### Dataset records
·····
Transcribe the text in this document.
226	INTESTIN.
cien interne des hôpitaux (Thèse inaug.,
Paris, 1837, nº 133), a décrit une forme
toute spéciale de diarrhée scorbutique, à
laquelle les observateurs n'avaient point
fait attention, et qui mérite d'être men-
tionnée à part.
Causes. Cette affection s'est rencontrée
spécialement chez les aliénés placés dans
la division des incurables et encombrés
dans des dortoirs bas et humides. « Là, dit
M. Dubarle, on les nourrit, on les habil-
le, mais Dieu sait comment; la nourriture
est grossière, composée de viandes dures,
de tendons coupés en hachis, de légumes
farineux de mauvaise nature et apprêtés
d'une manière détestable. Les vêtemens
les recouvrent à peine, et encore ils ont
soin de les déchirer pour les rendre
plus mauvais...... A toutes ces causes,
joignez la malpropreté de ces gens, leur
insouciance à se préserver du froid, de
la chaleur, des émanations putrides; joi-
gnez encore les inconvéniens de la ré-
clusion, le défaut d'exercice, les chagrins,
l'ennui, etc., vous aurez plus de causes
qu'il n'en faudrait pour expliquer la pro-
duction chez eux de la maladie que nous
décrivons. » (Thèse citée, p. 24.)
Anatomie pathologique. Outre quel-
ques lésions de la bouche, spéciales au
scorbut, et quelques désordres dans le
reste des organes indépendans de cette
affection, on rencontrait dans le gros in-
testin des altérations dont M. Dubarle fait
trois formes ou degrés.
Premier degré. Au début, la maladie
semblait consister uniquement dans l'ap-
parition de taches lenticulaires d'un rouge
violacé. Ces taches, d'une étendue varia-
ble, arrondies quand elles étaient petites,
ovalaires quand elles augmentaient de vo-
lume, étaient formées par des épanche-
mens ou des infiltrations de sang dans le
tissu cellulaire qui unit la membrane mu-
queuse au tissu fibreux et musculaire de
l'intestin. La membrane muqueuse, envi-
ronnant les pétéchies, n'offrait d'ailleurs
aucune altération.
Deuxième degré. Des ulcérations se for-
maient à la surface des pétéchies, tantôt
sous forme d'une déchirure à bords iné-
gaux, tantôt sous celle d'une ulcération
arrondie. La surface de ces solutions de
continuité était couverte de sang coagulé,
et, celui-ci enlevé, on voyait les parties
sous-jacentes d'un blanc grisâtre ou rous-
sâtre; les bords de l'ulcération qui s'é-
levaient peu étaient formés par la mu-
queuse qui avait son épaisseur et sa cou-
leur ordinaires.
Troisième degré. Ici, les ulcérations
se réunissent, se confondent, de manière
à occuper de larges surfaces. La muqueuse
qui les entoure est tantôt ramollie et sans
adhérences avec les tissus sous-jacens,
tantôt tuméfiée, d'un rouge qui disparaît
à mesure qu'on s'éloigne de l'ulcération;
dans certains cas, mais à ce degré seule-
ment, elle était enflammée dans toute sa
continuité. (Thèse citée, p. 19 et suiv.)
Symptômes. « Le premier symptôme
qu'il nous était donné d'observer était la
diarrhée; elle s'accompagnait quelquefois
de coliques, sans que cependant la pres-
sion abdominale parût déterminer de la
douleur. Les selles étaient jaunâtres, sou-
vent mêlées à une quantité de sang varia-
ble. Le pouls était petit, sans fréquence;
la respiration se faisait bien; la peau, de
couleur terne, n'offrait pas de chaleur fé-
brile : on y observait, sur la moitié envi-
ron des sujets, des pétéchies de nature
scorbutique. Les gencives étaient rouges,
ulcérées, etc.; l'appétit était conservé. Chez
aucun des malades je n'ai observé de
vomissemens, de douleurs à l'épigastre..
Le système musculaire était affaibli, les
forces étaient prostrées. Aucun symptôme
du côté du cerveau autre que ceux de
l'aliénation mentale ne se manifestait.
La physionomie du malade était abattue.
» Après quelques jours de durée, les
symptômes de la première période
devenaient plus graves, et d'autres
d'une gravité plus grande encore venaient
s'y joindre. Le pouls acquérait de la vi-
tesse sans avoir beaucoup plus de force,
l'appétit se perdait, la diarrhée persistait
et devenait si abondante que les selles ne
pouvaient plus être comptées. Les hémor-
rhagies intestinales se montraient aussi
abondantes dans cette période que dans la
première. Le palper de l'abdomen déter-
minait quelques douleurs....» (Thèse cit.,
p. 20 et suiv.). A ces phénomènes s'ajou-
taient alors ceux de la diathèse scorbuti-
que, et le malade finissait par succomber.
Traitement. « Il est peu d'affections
·····
### The request
Please quote the data above in full, with no line missing.

### Solution
Transcribe the text in this document.
226	INTESTIN.
cien interne des hôpitaux (Thèse inaug.,
Paris, 1837, nº 133), a décrit une forme
toute spéciale de diarrhée scorbutique, à
laquelle les observateurs n'avaient point
fait attention, et qui mérite d'être men-
tionnée à part.
Causes. Cette affection s'est rencontrée
spécialement chez les aliénés placés dans
la division des incurables et encombrés
dans des dortoirs bas et humides. « Là, dit
M. Dubarle, on les nourrit, on les habil-
le, mais Dieu sait comment; la nourriture
est grossière, composée de viandes dures,
de tendons coupés en hachis, de légumes
farineux de mauvaise nature et apprêtés
d'une manière détestable. Les vêtemens
les recouvrent à peine, et encore ils ont
soin de les déchirer pour les rendre
plus mauvais...... A toutes ces causes,
joignez la malpropreté de ces gens, leur
insouciance à se préserver du froid, de
la chaleur, des émanations putrides; joi-
gnez encore les inconvéniens de la ré-
clusion, le défaut d'exercice, les chagrins,
l'ennui, etc., vous aurez plus de causes
qu'il n'en faudrait pour expliquer la pro-
duction chez eux de la maladie que nous
décrivons. » (Thèse citée, p. 24.)
Anatomie pathologique. Outre quel-
ques lésions de la bouche, spéciales au
scorbut, et quelques désordres dans le
reste des organes indépendans de cette
affection, on rencontrait dans le gros in-
testin des altérations dont M. Dubarle fait
trois formes ou degrés.
Premier degré. Au début, la maladie
semblait consister uniquement dans l'ap-
parition de taches lenticulaires d'un rouge
violacé. Ces taches, d'une étendue varia-
ble, arrondies quand elles étaient petites,
ovalaires quand elles augmentaient de vo-
lume, étaient formées par des épanche-
mens ou des infiltrations de sang dans le
tissu cellulaire qui unit la membrane mu-
queuse au tissu fibreux et musculaire de
l'intestin. La membrane muqueuse, envi-
ronnant les pétéchies, n'offrait d'ailleurs
aucune altération.
Deuxième degré. Des ulcérations se for-
maient à la surface des pétéchies, tantôt
sous forme d'une déchirure à bords iné-
gaux, tantôt sous celle d'une ulcération
arrondie. La surface de ces solutions de
continuité était couverte de sang coagulé,
et, celui-ci enlevé, on voyait les parties
sous-jacentes d'un blanc grisâtre ou rous-
sâtre; les bords de l'ulcération qui s'é-
levaient peu étaient formés par la mu-
queuse qui avait son épaisseur et sa cou-
leur ordinaires.
Troisième degré. Ici, les ulcérations
se réunissent, se confondent, de manière
à occuper de larges surfaces. La muqueuse
qui les entoure est tantôt ramollie et sans
adhérences avec les tissus sous-jacens,
tantôt tuméfiée, d'un rouge qui disparaît
à mesure qu'on s'éloigne de l'ulcération;
dans certains cas, mais à ce degré seule-
ment, elle était enflammée dans toute sa
continuité. (Thèse citée, p. 19 et suiv.)
Symptômes. « Le premier symptôme
qu'il nous était donné d'observer était la
diarrhée; elle s'accompagnait quelquefois
de coliques, sans que cependant la pres-
sion abdominale parût déterminer de la
douleur. Les selles étaient jaunâtres, sou-
vent mêlées à une quantité de sang varia-
ble. Le pouls était petit, sans fréquence;
la respiration se faisait bien; la peau, de
couleur terne, n'offrait pas de chaleur fé-
brile : on y observait, sur la moitié envi-
ron des sujets, des pétéchies de nature
scorbutique. Les gencives étaient rouges,
ulcérées, etc.; l'appétit était conservé. Chez
aucun des malades je n'ai observé de
vomissemens, de douleurs à l'épigastre..
Le système musculaire était affaibli, les
forces étaient prostrées. Aucun symptôme
du côté du cerveau autre que ceux de
l'aliénation mentale ne se manifestait.
La physionomie du malade était abattue.
» Après quelques jours de durée, les
symptômes de la première période
devenaient plus graves, et d'autres
d'une gravité plus grande encore venaient
s'y joindre. Le pouls acquérait de la vi-
tesse sans avoir beaucoup plus de force,
l'appétit se perdait, la diarrhée persistait
et devenait si abondante que les selles ne
pouvaient plus être comptées. Les hémor-
rhagies intestinales se montraient aussi
abondantes dans cette période que dans la
première. Le palper de l'abdomen déter-
minait quelques douleurs....» (Thèse cit.,
p. 20 et suiv.). A ces phénomènes s'ajou-
taient alors ceux de la diathèse scorbuti-
que, et le malade finissait par succomber.
Traitement. « Il est peu d'affections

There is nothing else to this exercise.